Data records:
-*-*-

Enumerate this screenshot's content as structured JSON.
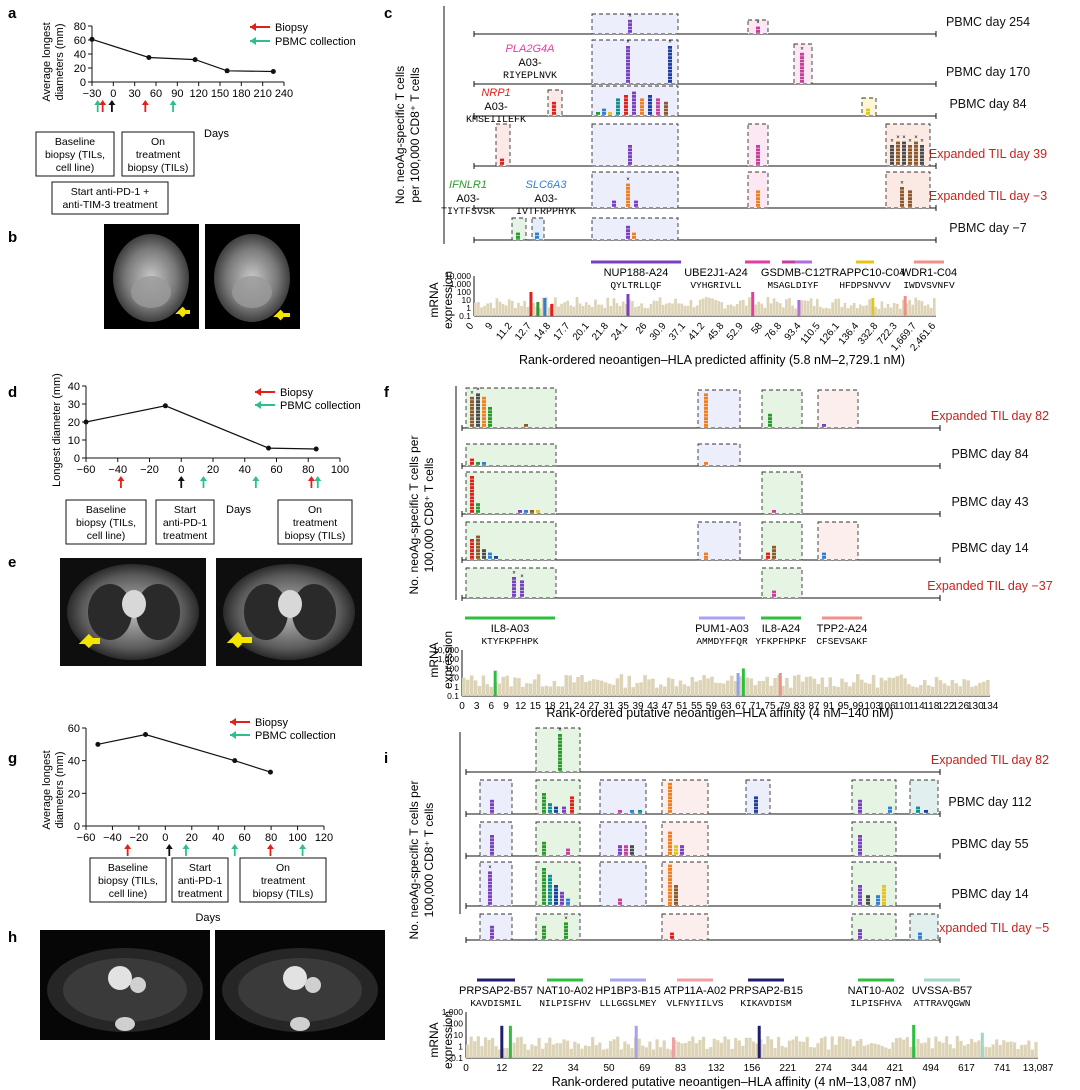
{
  "panel_letters": {
    "a": "a",
    "b": "b",
    "c": "c",
    "d": "d",
    "e": "e",
    "f": "f",
    "g": "g",
    "h": "h",
    "i": "i"
  },
  "legend": {
    "biopsy": "Biopsy",
    "pbmc": "PBMC collection",
    "arrow_red": "#e0201b",
    "arrow_green": "#2fbf8f"
  },
  "a": {
    "ylabel1": "Average longest",
    "ylabel2": "diameters (mm)",
    "yticks": [
      "0",
      "20",
      "40",
      "60",
      "80"
    ],
    "xticks": [
      "−30",
      "0",
      "30",
      "60",
      "90",
      "120",
      "150",
      "180",
      "210",
      "240"
    ],
    "xlabel": "Days",
    "box_baseline": [
      "Baseline",
      "biopsy (TILs,",
      "cell line)"
    ],
    "box_on": [
      "On",
      "treatment",
      "biopsy (TILs)"
    ],
    "box_start": [
      "Start anti-PD-1 +",
      "anti-TIM-3 treatment"
    ]
  },
  "c": {
    "ylabel1": "No. neoAg-specific T cells",
    "ylabel2": "per 100,000 CD8⁺ T cells",
    "rows": [
      {
        "label": "PBMC day 254",
        "red": false
      },
      {
        "label": "PBMC day 170",
        "red": false
      },
      {
        "label": "PBMC day 84",
        "red": false
      },
      {
        "label": "Expanded TIL day 39",
        "red": true
      },
      {
        "label": "Expanded TIL day −3",
        "red": true
      },
      {
        "label": "PBMC day −7",
        "red": false
      }
    ],
    "epitopes": [
      {
        "gene": "PLA2G4A",
        "hla": "A03-",
        "seq": "RIYEPLNVK",
        "color": "#e23ea0"
      },
      {
        "gene": "NRP1",
        "hla": "A03-",
        "seq": "KMSEIILEFK",
        "color": "#e0201b"
      },
      {
        "gene": "IFNLR1",
        "hla": "A03-",
        "seq": "TIYTFSVSK",
        "color": "#2a9a2a"
      },
      {
        "gene": "SLC6A3",
        "hla": "A03-",
        "seq": "IVTFRPPHYK",
        "color": "#2f7fd6"
      },
      {
        "gene": "NUP188",
        "hla": "-A24",
        "seq": "QYLTRLLQF"
      },
      {
        "gene": "UBE2J1",
        "hla": "-A24",
        "seq": "VYHGRIVLL"
      },
      {
        "gene": "GSDMB",
        "hla": "-C12",
        "seq": "MSAGLDIYF"
      },
      {
        "gene": "TRAPPC10",
        "hla": "-C04",
        "seq": "HFDPSNVVV"
      },
      {
        "gene": "WDR1",
        "hla": "-C04",
        "seq": "IWDVSVNFV"
      }
    ],
    "mrna1": "mRNA",
    "mrna2": "expression",
    "mrna_ticks": [
      "10,000",
      "1,000",
      "100",
      "10",
      "1",
      "0.1"
    ],
    "xticks": [
      "0",
      "9",
      "11.2",
      "12.7",
      "14.8",
      "17.7",
      "20.1",
      "21.8",
      "24.1",
      "26",
      "30.9",
      "37.1",
      "41.2",
      "45.8",
      "52.9",
      "58",
      "76.8",
      "93.4",
      "110.5",
      "126.1",
      "136.4",
      "332.8",
      "722.3",
      "1,669.7",
      "2,461.6"
    ],
    "xlabel": "Rank-ordered neoantigen–HLA predicted affinity (5.8 nM–2,729.1 nM)"
  },
  "d": {
    "ylabel": "Longest diameter (mm)",
    "yticks": [
      "0",
      "10",
      "20",
      "30",
      "40"
    ],
    "xticks": [
      "−60",
      "−40",
      "−20",
      "0",
      "20",
      "40",
      "60",
      "80",
      "100"
    ],
    "xlabel": "Days",
    "box_baseline": [
      "Baseline",
      "biopsy (TILs,",
      "cell line)"
    ],
    "box_start": [
      "Start",
      "anti-PD-1",
      "treatment"
    ],
    "box_on": [
      "On",
      "treatment",
      "biopsy (TILs)"
    ]
  },
  "f": {
    "ylabel1": "No. neoAg-specific T cells per",
    "ylabel2": "100,000 CD8⁺ T cells",
    "rows": [
      {
        "label": "Expanded TIL day 82",
        "red": true
      },
      {
        "label": "PBMC day 84",
        "red": false
      },
      {
        "label": "PBMC day 43",
        "red": false
      },
      {
        "label": "PBMC day 14",
        "red": false
      },
      {
        "label": "Expanded TIL day −37",
        "red": true
      }
    ],
    "epitopes": [
      {
        "gene": "IL8",
        "hla": "-A03",
        "seq": "KTYFKPFHPK"
      },
      {
        "gene": "PUM1",
        "hla": "-A03",
        "seq": "AMMDYFFQR"
      },
      {
        "gene": "IL8",
        "hla": "-A24",
        "seq": "YFKPFHPKF"
      },
      {
        "gene": "TPP2",
        "hla": "-A24",
        "seq": "CFSEVSAKF"
      }
    ],
    "mrna1": "mRNA",
    "mrna2": "expression",
    "mrna_ticks": [
      "10,000",
      "1,000",
      "100",
      "10",
      "1",
      "0.1"
    ],
    "xticks": [
      "0",
      "3",
      "6",
      "9",
      "12",
      "15",
      "18",
      "21",
      "24",
      "27",
      "31",
      "35",
      "39",
      "43",
      "47",
      "51",
      "55",
      "59",
      "63",
      "67",
      "71",
      "75",
      "79",
      "83",
      "87",
      "91",
      "95",
      "99",
      "103",
      "106",
      "110",
      "114",
      "118",
      "122",
      "126",
      "130",
      "134"
    ],
    "xlabel": "Rank-ordered putative neoantigen–HLA affinity (4 nM–140 nM)"
  },
  "g": {
    "ylabel1": "Average longest",
    "ylabel2": "diameters (mm)",
    "yticks": [
      "0",
      "20",
      "40",
      "60"
    ],
    "xticks": [
      "−60",
      "−40",
      "−20",
      "0",
      "20",
      "40",
      "60",
      "80",
      "100",
      "120"
    ],
    "xlabel": "Days",
    "box_baseline": [
      "Baseline",
      "biopsy (TILs,",
      "cell line)"
    ],
    "box_start": [
      "Start",
      "anti-PD-1",
      "treatment"
    ],
    "box_on": [
      "On",
      "treatment",
      "biopsy (TILs)"
    ]
  },
  "i": {
    "ylabel1": "No. neoAg-specific T cells per",
    "ylabel2": "100,000 CD8⁺ T cells",
    "rows": [
      {
        "label": "Expanded TIL day 82",
        "red": true
      },
      {
        "label": "PBMC day 112",
        "red": false
      },
      {
        "label": "PBMC day 55",
        "red": false
      },
      {
        "label": "PBMC day 14",
        "red": false
      },
      {
        "label": "Expanded TIL day −5",
        "red": true
      }
    ],
    "epitopes": [
      {
        "gene": "PRPSAP2",
        "hla": "-B57",
        "seq": "KAVDISMIL"
      },
      {
        "gene": "NAT10",
        "hla": "-A02",
        "seq": "NILPISFHV"
      },
      {
        "gene": "HP1BP3",
        "hla": "-B15",
        "seq": "LLLGGSLMEY"
      },
      {
        "gene": "ATP11A",
        "hla": "-A02",
        "seq": "VLFNYIILVS"
      },
      {
        "gene": "PRPSAP2",
        "hla": "-B15",
        "seq": "KIKAVDISM"
      },
      {
        "gene": "NAT10",
        "hla": "-A02",
        "seq": "ILPISFHVA"
      },
      {
        "gene": "UVSSA",
        "hla": "-B57",
        "seq": "ATTRAVQGWN"
      }
    ],
    "mrna1": "mRNA",
    "mrna2": "expression",
    "mrna_ticks": [
      "1,000",
      "100",
      "10",
      "1",
      "0.1"
    ],
    "xticks": [
      "0",
      "12",
      "22",
      "34",
      "50",
      "69",
      "83",
      "132",
      "156",
      "221",
      "274",
      "344",
      "421",
      "494",
      "617",
      "741",
      "13,087"
    ],
    "xlabel": "Rank-ordered putative neoantigen–HLA affinity (4 nM–13,087 nM)"
  },
  "chart_data": [
    {
      "type": "line",
      "title": "a",
      "x": [
        -30,
        50,
        115,
        160,
        225
      ],
      "y": [
        61,
        35,
        32,
        16,
        15
      ],
      "xlabel": "Days",
      "ylabel": "Average longest diameters (mm)",
      "ylim": [
        0,
        80
      ]
    },
    {
      "type": "line",
      "title": "d",
      "x": [
        -60,
        -10,
        55,
        85
      ],
      "y": [
        20,
        29,
        5.5,
        5
      ],
      "xlabel": "Days",
      "ylabel": "Longest diameter (mm)",
      "ylim": [
        0,
        40
      ]
    },
    {
      "type": "line",
      "title": "g",
      "x": [
        -60,
        -20,
        55,
        85
      ],
      "y": [
        50,
        56,
        40,
        33
      ],
      "xlabel": "Days",
      "ylabel": "Average longest diameters (mm)",
      "ylim": [
        0,
        60
      ]
    }
  ]
}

-*-*-

• The problem:
Bring together all lines of the entries above in which the string "PBMC" occurs.

• Exercise output:
    "pbmc": "PBMC collection",
        "label": "PBMC day 254",
        "label": "PBMC day 170",
        "label": "PBMC day 84",
        "label": "PBMC day −7",
        "label": "PBMC day 84",
        "label": "PBMC day 43",
        "label": "PBMC day 14",
        "label": "PBMC day 112",
        "label": "PBMC day 55",
        "label": "PBMC day 14",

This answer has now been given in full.